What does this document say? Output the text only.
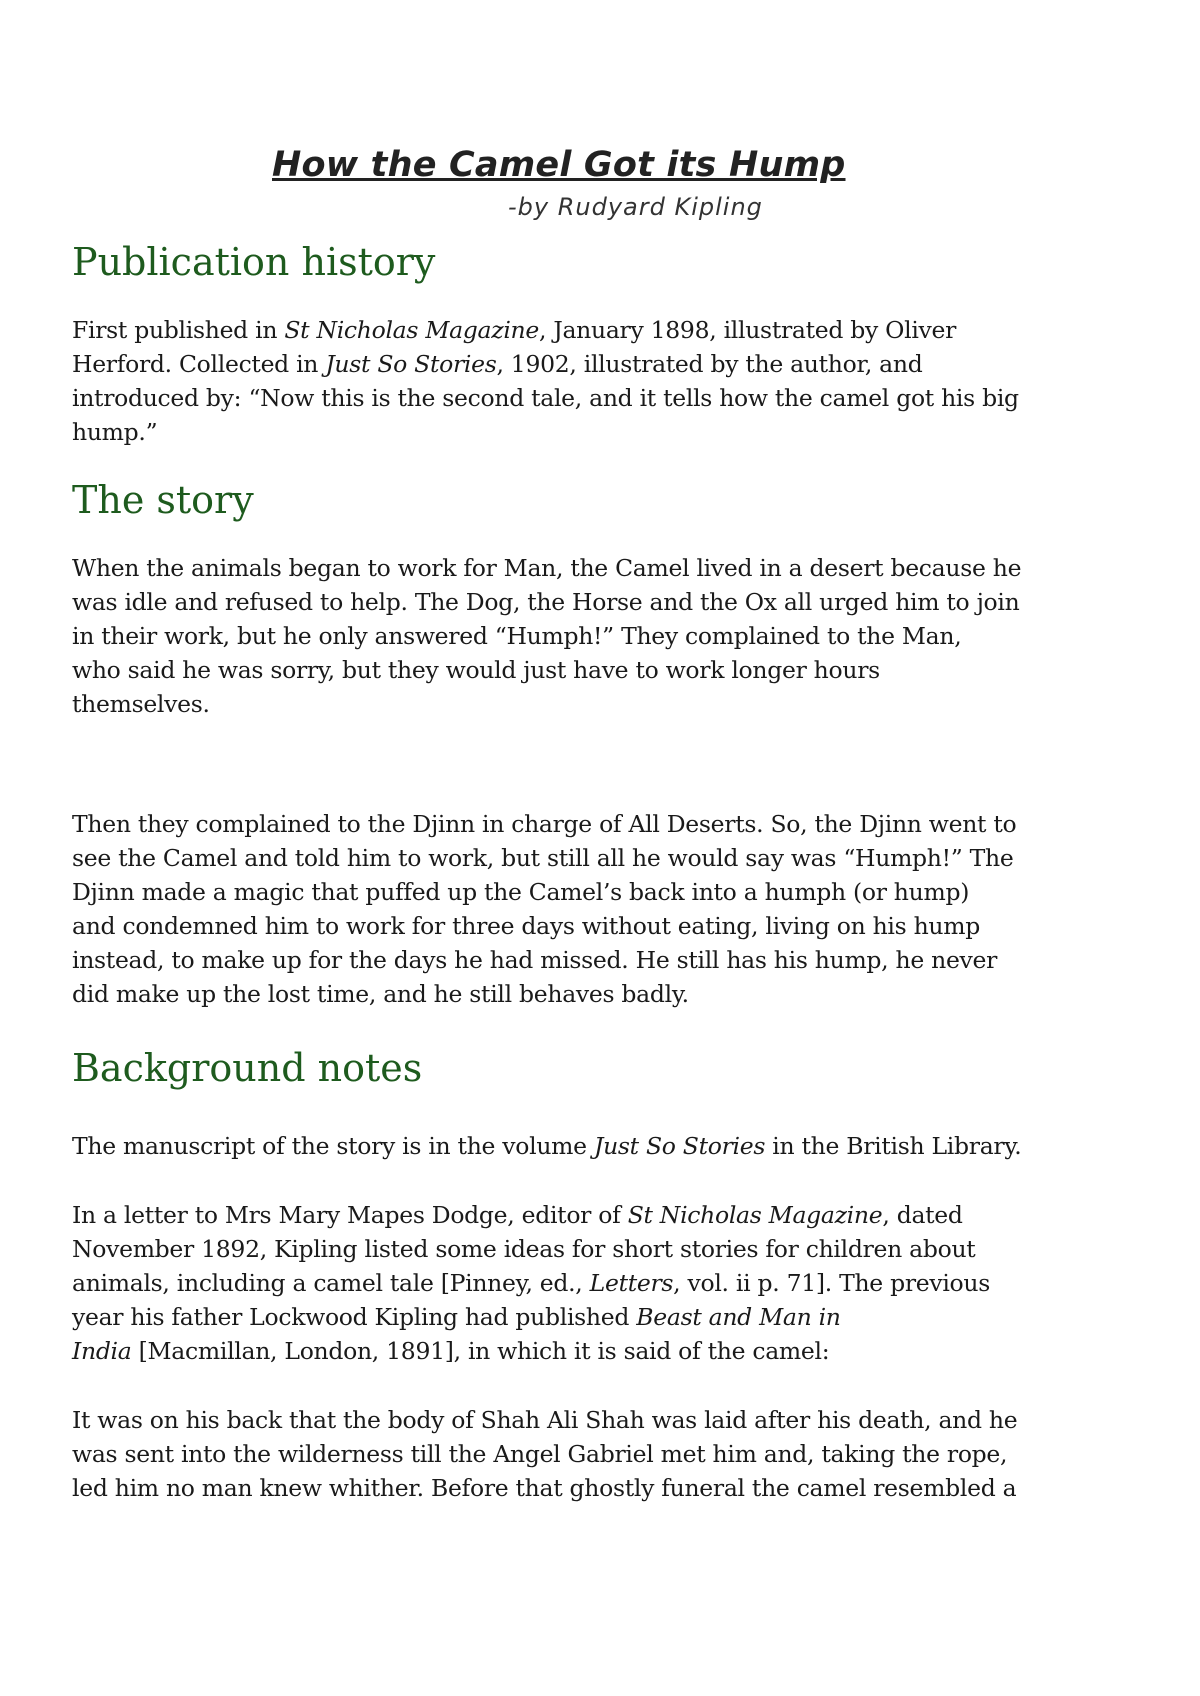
How the Camel Got its Hump
-by Rudyard Kipling
Publication history

First published in St Nicholas Magazine, January 1898, illustrated by Oliver
Herford. Collected in Just So Stories, 1902, illustrated by the author, and
introduced by: “Now this is the second tale, and it tells how the camel got his big
hump.”

The story

When the animals began to work for Man, the Camel lived in a desert because he
was idle and refused to help. The Dog, the Horse and the Ox all urged him to join
in their work, but he only answered “Humph!” They complained to the Man,
who said he was sorry, but they would just have to work longer hours
themselves.

Then they complained to the Djinn in charge of All Deserts. So, the Djinn went to
see the Camel and told him to work, but still all he would say was “Humph!” The
Djinn made a magic that puffed up the Camel’s back into a humph (or hump)
and condemned him to work for three days without eating, living on his hump
instead, to make up for the days he had missed. He still has his hump, he never
did make up the lost time, and he still behaves badly.

Background notes

The manuscript of the story is in the volume Just So Stories in the British Library.

In a letter to Mrs Mary Mapes Dodge, editor of St Nicholas Magazine, dated
November 1892, Kipling listed some ideas for short stories for children about
animals, including a camel tale [Pinney, ed., Letters, vol. ii p. 71]. The previous
year his father Lockwood Kipling had published Beast and Man in
India [Macmillan, London, 1891], in which it is said of the camel:

It was on his back that the body of Shah Ali Shah was laid after his death, and he
was sent into the wilderness till the Angel Gabriel met him and, taking the rope,
led him no man knew whither. Before that ghostly funeral the camel resembled a
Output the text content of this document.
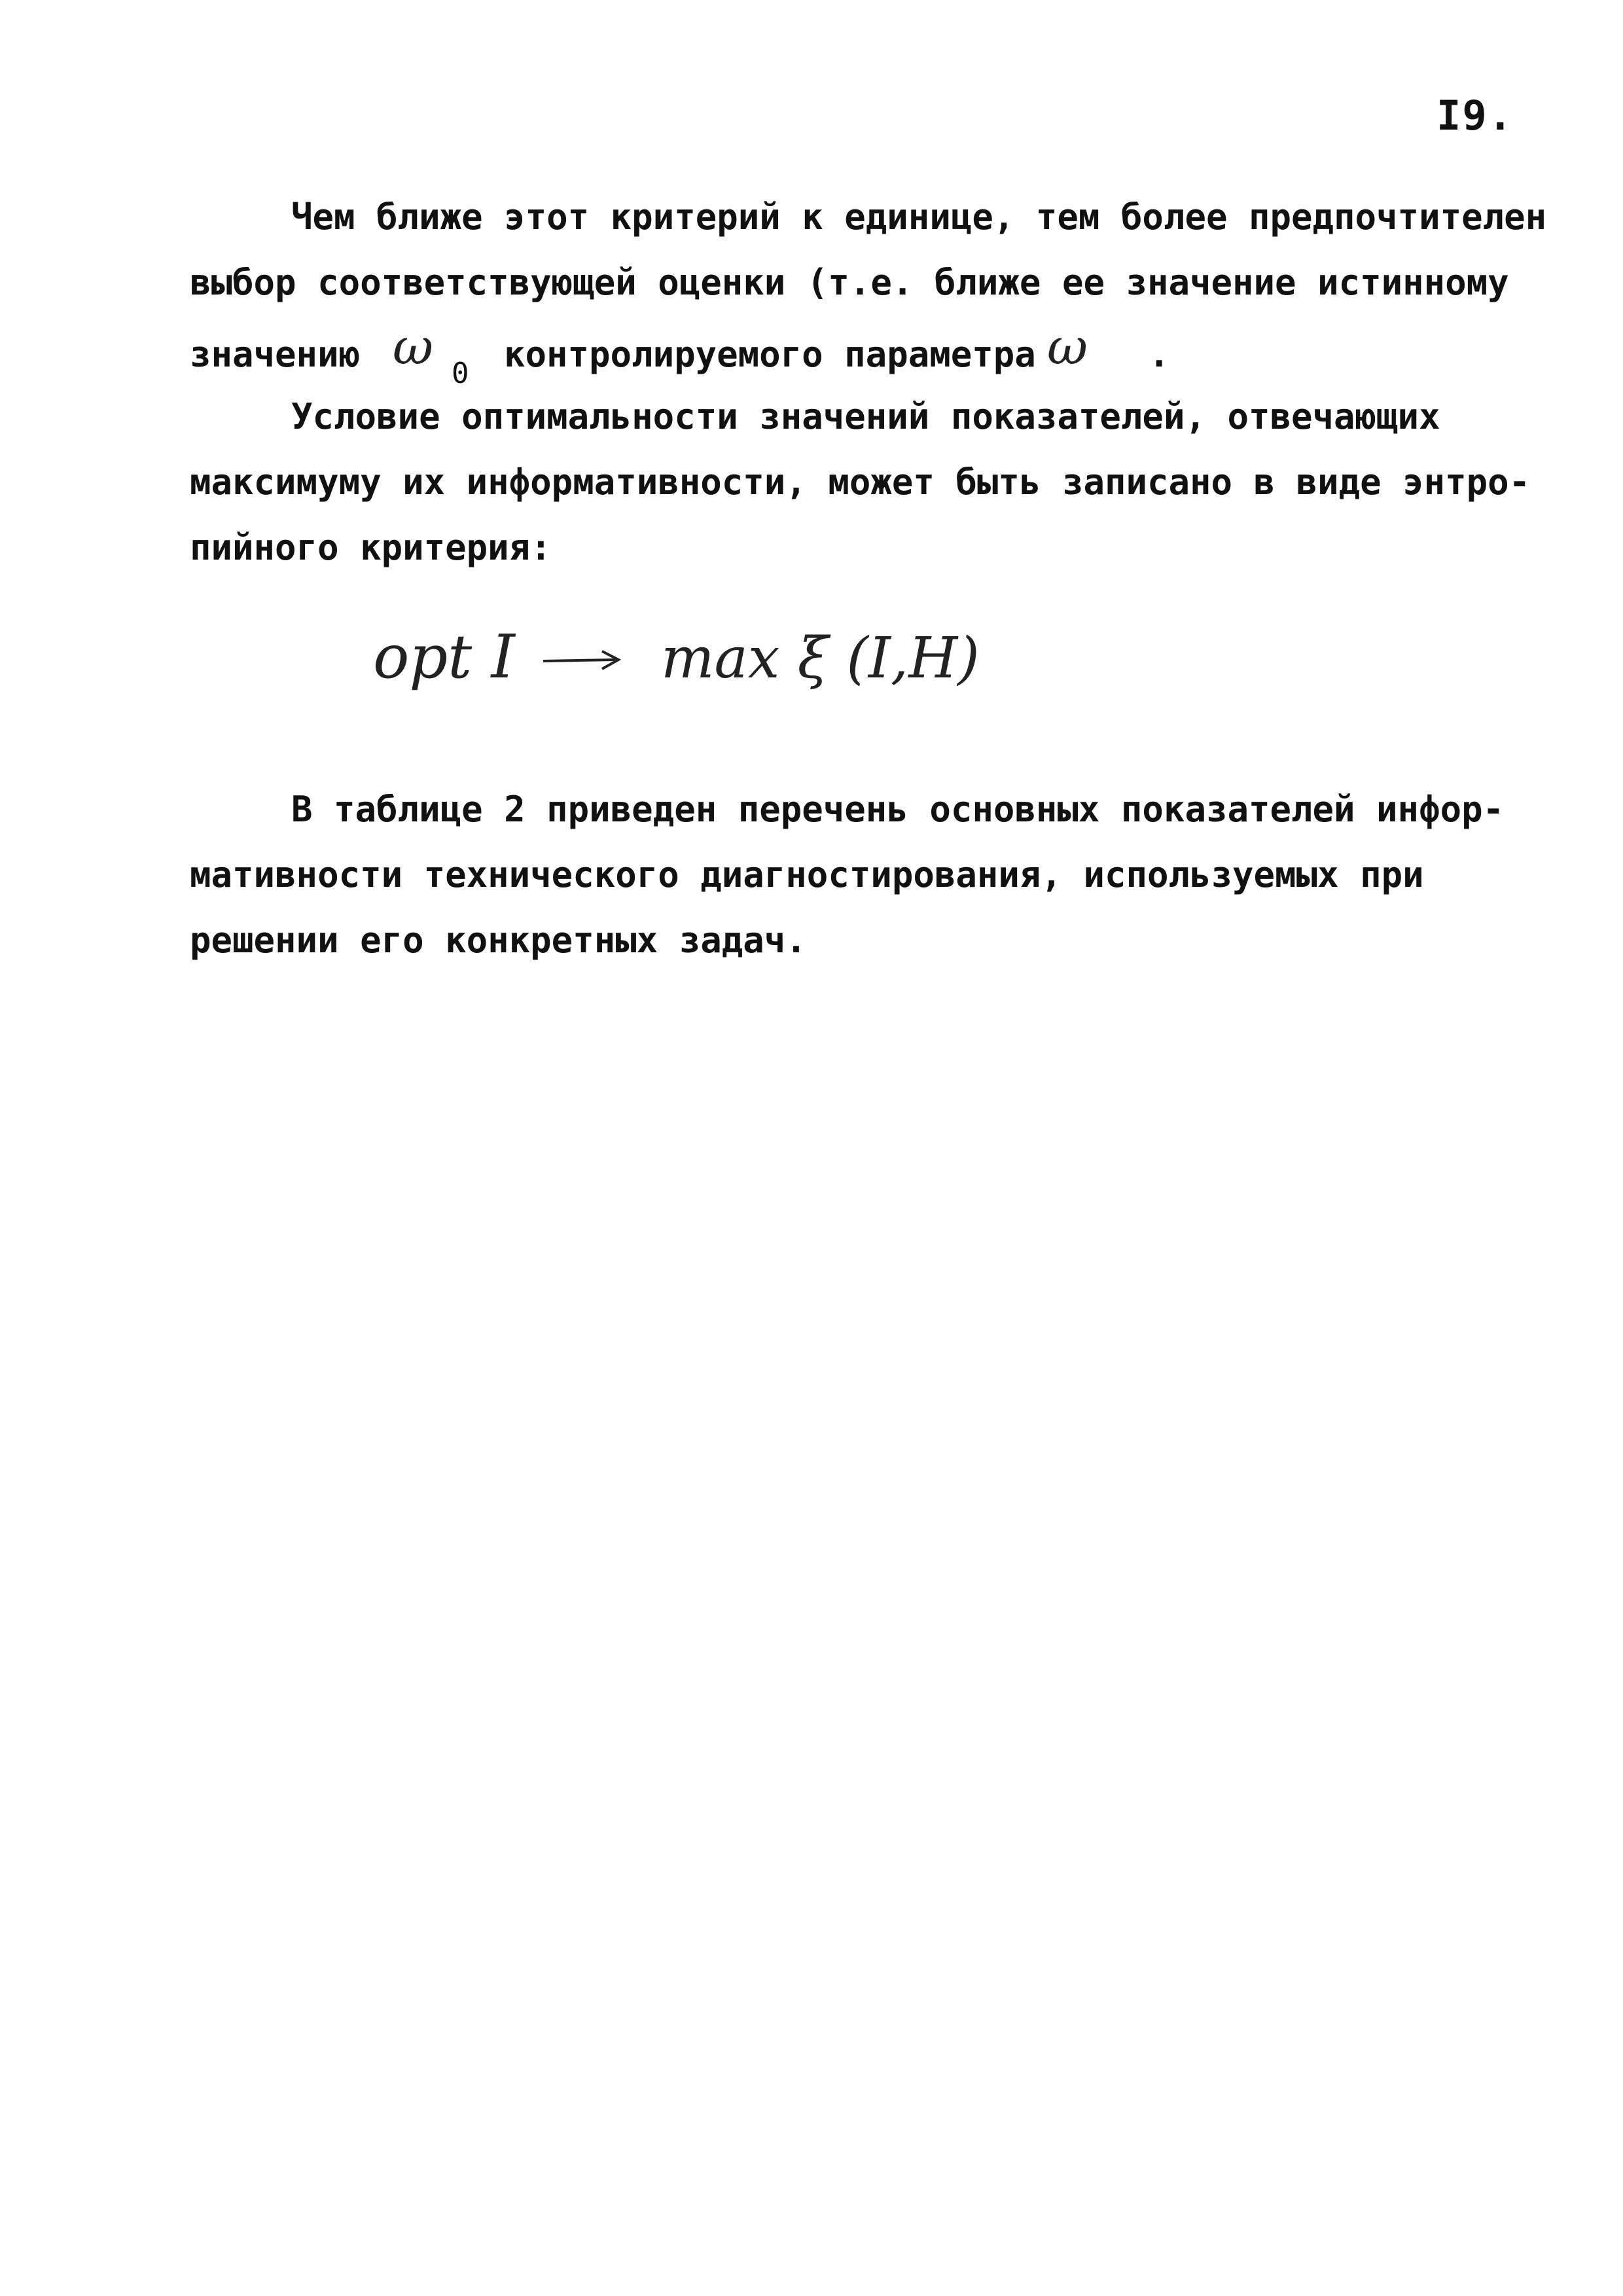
I9.
Чем ближе этот критерий к единице, тем более предпочтителен
выбор соответствующей оценки (т.е. ближе ее значение истинному
значению ω 0 контролируемого параметра ω .
Условие оптимальности значений показателей, отвечающих
максимуму их информативности, может быть записано в виде энтро-
пийного критерия:
opt I	max ξ (I,H)
В таблице 2 приведен перечень основных показателей инфор-
мативности технического диагностирования, используемых при
решении его конкретных задач.
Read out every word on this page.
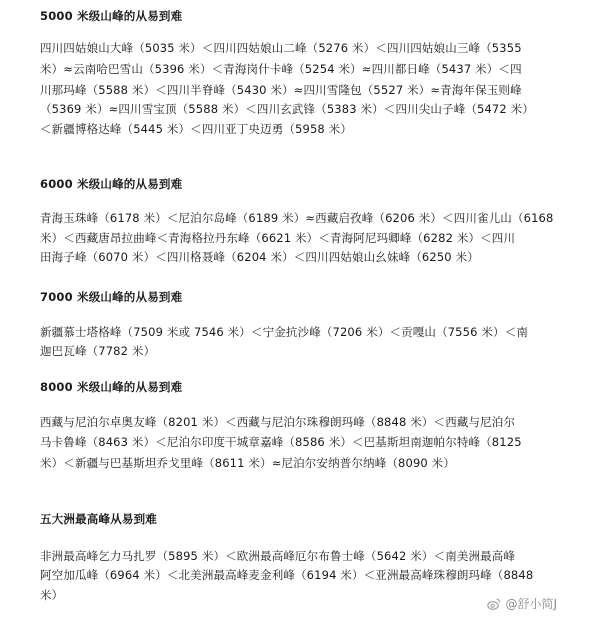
5000 米级山峰的从易到难
四川四姑娘山大峰（5035 米）＜四川四姑娘山二峰（5276 米）＜四川四姑娘山三峰（5355
米）≈云南哈巴雪山（5396 米）＜青海岗什卡峰（5254 米）≈四川都日峰（5437 米）＜四
川那玛峰（5588 米）＜四川半脊峰（5430 米）≈四川雪隆包（5527 米）≈青海年保玉则峰
（5369 米）≈四川雪宝顶（5588 米）＜四川玄武锋（5383 米）＜四川尖山子峰（5472 米）
＜新疆博格达峰（5445 米）＜四川亚丁央迈勇（5958 米）
6000 米级山峰的从易到难
青海玉珠峰（6178 米）＜尼泊尔岛峰（6189 米）≈西藏启孜峰（6206 米）＜四川雀儿山（6168
米）＜西藏唐昂拉曲峰＜青海格拉丹东峰（6621 米）＜青海阿尼玛卿峰（6282 米）＜四川
田海子峰（6070 米）＜四川格聂峰（6204 米）＜四川四姑娘山幺妹峰（6250 米）
7000 米级山峰的从易到难
新疆慕士塔格峰（7509 米或 7546 米）＜宁金抗沙峰（7206 米）＜贡嘎山（7556 米）＜南
迦巴瓦峰（7782 米）
8000 米级山峰的从易到难
西藏与尼泊尔卓奥友峰（8201 米）＜西藏与尼泊尔珠穆朗玛峰（8848 米）＜西藏与尼泊尔
马卡鲁峰（8463 米）＜尼泊尔印度干城章嘉峰（8586 米）＜巴基斯坦南迦帕尔特峰（8125
米）＜新疆与巴基斯坦乔戈里峰（8611 米）≈尼泊尔安纳普尔纳峰（8090 米）
五大洲最高峰从易到难
非洲最高峰乞力马扎罗（5895 米）＜欧洲最高峰厄尔布鲁士峰（5642 米）＜南美洲最高峰
阿空加瓜峰（6964 米）＜北美洲最高峰麦金利峰（6194 米）＜亚洲最高峰珠穆朗玛峰（8848
米）
@舒小简J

####################

Report every line in the data above in which the word "days" appears.

and condemned him to work for three days without eating, living on his hump
instead, to make up for the days he had missed. He still has his hump, he never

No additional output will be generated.